# The problem:
Using the listing below, extract each line that has the word "voxel" in it.
..............................
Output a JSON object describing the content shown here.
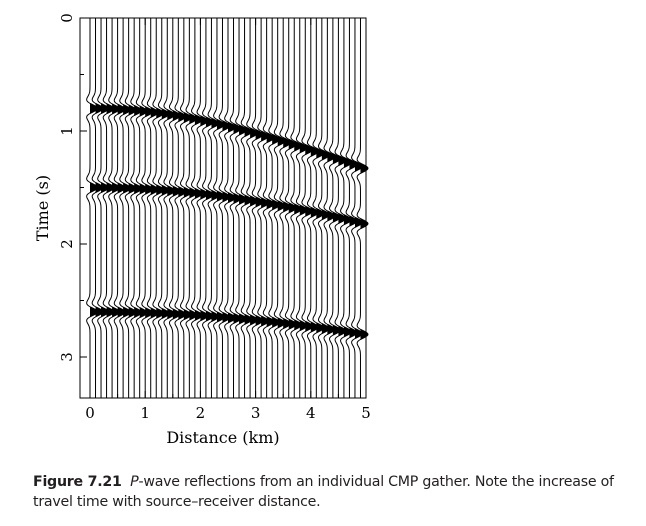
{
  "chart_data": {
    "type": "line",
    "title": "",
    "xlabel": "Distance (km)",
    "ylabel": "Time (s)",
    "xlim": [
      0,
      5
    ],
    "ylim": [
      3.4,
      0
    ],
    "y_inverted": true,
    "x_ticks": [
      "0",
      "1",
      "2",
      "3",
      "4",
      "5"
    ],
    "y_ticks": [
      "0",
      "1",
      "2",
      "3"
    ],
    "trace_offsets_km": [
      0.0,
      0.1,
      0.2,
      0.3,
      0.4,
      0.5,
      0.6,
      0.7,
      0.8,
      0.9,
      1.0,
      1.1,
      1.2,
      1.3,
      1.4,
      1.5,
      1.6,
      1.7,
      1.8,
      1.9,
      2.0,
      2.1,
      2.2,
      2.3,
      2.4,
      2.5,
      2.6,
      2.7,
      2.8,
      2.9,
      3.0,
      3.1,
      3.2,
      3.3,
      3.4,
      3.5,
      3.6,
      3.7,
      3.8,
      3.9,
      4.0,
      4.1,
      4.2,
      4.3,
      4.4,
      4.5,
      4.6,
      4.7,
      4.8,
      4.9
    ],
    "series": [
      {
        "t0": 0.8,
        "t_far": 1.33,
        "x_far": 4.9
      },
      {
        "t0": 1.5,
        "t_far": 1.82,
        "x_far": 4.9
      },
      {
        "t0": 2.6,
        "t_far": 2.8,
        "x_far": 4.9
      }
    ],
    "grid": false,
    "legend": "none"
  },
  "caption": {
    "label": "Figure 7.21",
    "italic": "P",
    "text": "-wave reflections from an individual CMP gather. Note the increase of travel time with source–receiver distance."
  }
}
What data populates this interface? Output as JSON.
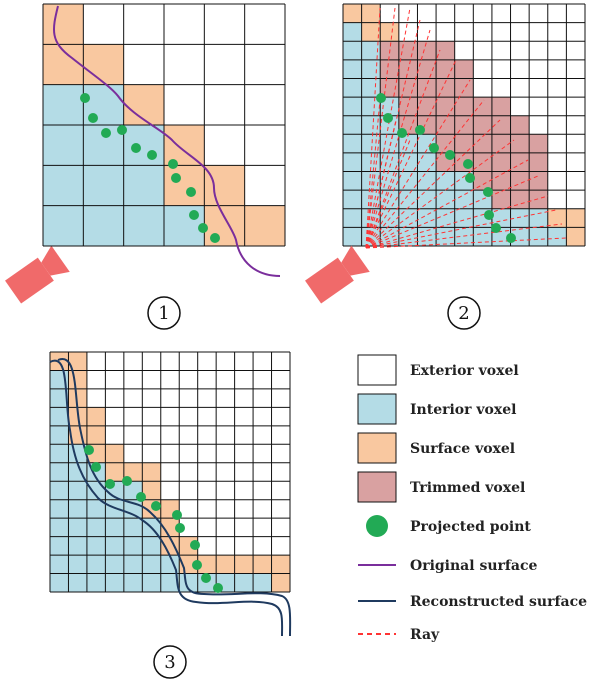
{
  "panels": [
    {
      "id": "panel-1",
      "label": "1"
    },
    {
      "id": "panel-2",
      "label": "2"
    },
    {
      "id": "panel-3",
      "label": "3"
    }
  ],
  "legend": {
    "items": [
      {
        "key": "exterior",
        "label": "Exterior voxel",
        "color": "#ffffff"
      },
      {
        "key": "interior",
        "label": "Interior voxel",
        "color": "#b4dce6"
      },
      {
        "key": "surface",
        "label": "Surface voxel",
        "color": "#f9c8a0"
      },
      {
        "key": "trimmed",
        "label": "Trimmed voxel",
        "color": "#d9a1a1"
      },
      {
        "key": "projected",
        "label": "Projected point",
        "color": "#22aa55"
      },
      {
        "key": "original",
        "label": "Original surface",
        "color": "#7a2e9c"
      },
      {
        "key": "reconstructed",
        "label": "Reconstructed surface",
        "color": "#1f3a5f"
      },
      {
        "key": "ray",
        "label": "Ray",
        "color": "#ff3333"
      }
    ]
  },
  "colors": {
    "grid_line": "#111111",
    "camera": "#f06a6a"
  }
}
..............................
# Full response:
        "label": "Exterior voxel",
        "label": "Interior voxel",
        "label": "Surface voxel",
        "label": "Trimmed voxel",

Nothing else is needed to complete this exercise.